** WHAT YOU NEED TO DO **
Go through the listing below and gather every line with the word "Overlap".

** PROVIDED RECORDS **
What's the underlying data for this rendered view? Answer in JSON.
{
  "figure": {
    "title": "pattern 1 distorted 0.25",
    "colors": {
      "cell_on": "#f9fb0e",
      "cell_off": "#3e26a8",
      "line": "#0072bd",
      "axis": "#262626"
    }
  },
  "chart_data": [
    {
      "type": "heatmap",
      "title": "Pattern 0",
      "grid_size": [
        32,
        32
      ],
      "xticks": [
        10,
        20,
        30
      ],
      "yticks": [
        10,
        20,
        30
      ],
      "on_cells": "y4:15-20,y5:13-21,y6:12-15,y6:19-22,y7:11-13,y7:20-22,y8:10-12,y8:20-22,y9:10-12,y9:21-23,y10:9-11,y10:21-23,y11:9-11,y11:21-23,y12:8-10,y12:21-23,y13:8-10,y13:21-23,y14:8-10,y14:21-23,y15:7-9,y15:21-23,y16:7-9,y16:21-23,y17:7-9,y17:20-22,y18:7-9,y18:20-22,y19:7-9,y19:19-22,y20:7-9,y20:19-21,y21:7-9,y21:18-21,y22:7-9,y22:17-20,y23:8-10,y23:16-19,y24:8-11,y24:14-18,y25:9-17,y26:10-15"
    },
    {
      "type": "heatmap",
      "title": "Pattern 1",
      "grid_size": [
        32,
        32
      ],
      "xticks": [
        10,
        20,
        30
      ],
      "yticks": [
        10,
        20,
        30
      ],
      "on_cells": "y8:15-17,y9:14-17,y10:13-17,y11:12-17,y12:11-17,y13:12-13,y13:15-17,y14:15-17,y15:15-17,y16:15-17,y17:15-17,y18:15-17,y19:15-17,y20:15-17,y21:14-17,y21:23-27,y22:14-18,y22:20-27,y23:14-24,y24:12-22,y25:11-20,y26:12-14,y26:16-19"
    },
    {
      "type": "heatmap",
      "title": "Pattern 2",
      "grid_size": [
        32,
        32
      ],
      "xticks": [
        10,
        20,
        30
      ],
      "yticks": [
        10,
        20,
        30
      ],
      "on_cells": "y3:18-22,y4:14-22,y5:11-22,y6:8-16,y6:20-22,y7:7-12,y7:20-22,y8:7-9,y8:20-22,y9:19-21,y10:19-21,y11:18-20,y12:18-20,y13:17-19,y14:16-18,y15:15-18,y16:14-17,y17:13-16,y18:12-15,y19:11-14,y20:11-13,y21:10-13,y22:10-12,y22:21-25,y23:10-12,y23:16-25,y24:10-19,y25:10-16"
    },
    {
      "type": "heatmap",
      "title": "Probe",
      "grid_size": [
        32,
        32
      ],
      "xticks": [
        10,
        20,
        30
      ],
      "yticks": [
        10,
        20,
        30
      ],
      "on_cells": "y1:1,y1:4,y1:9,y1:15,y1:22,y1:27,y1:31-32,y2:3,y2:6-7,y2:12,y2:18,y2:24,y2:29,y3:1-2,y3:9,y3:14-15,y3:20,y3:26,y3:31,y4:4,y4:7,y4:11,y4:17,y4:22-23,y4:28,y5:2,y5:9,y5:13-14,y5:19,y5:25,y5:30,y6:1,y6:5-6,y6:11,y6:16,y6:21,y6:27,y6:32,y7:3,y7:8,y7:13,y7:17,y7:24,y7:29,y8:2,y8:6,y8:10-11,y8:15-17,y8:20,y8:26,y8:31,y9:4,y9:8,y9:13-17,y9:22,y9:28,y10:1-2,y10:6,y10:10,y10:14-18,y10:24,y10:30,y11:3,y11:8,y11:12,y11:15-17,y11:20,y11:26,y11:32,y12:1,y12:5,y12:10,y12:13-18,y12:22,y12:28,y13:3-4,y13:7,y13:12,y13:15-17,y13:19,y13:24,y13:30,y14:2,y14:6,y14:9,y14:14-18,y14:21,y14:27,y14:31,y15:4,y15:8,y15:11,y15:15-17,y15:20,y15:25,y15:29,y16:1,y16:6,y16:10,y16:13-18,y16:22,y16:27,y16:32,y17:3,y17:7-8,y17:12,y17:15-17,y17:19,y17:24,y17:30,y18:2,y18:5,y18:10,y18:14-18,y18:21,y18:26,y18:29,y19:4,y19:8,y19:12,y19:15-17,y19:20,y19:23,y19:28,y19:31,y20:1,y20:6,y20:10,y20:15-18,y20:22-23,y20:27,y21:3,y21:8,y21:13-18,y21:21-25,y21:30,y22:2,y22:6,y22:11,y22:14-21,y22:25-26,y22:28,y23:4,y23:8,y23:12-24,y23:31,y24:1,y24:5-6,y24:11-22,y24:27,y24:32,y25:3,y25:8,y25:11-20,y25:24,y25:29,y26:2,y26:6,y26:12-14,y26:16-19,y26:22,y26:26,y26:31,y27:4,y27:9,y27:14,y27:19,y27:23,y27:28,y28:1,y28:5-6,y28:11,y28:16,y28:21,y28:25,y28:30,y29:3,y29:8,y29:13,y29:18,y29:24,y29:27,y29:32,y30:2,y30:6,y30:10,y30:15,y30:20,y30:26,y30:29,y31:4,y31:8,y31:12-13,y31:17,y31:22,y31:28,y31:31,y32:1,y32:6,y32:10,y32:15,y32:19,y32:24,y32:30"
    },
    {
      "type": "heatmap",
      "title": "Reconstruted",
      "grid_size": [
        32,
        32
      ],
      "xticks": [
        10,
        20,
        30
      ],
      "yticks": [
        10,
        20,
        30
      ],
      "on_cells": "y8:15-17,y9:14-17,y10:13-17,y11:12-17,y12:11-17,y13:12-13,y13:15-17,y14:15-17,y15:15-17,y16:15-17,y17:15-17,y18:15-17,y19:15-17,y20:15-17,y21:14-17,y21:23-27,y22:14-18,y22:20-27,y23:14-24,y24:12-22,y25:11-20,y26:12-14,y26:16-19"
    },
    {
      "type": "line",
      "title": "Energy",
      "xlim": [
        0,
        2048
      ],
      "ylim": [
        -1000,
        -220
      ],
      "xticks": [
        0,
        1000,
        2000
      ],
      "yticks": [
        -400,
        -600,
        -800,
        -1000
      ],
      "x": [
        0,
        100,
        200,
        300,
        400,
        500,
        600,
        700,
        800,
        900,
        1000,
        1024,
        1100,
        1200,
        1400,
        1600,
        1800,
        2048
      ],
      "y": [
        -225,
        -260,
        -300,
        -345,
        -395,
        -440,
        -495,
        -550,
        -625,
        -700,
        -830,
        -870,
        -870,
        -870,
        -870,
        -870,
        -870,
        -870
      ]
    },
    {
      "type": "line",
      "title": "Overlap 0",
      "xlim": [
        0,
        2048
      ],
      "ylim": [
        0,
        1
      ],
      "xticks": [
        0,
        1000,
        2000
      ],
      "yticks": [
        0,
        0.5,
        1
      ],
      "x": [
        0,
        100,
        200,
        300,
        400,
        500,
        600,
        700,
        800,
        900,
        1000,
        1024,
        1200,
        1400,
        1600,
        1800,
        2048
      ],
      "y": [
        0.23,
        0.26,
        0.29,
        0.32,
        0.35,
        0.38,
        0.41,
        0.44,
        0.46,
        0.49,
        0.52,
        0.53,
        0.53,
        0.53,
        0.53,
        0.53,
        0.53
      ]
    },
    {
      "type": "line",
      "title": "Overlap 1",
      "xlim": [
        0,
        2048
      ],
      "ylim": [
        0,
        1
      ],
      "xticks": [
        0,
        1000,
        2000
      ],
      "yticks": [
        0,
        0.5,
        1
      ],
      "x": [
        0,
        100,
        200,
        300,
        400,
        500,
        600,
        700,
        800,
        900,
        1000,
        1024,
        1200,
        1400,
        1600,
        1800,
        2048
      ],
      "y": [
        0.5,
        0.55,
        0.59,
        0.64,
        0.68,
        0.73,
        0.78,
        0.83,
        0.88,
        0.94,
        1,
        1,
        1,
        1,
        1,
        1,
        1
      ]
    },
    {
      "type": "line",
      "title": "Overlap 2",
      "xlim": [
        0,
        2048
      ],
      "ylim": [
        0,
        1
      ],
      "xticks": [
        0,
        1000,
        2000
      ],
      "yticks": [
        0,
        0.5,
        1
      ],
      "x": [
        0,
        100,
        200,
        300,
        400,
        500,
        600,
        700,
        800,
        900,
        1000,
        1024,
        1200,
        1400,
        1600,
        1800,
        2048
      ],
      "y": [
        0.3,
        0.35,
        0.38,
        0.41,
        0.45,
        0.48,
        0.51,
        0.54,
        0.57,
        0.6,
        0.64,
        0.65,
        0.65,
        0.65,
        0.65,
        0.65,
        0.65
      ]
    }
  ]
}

** OUTPUT **
      "title": "Overlap 0",
      "title": "Overlap 1",
      "title": "Overlap 2",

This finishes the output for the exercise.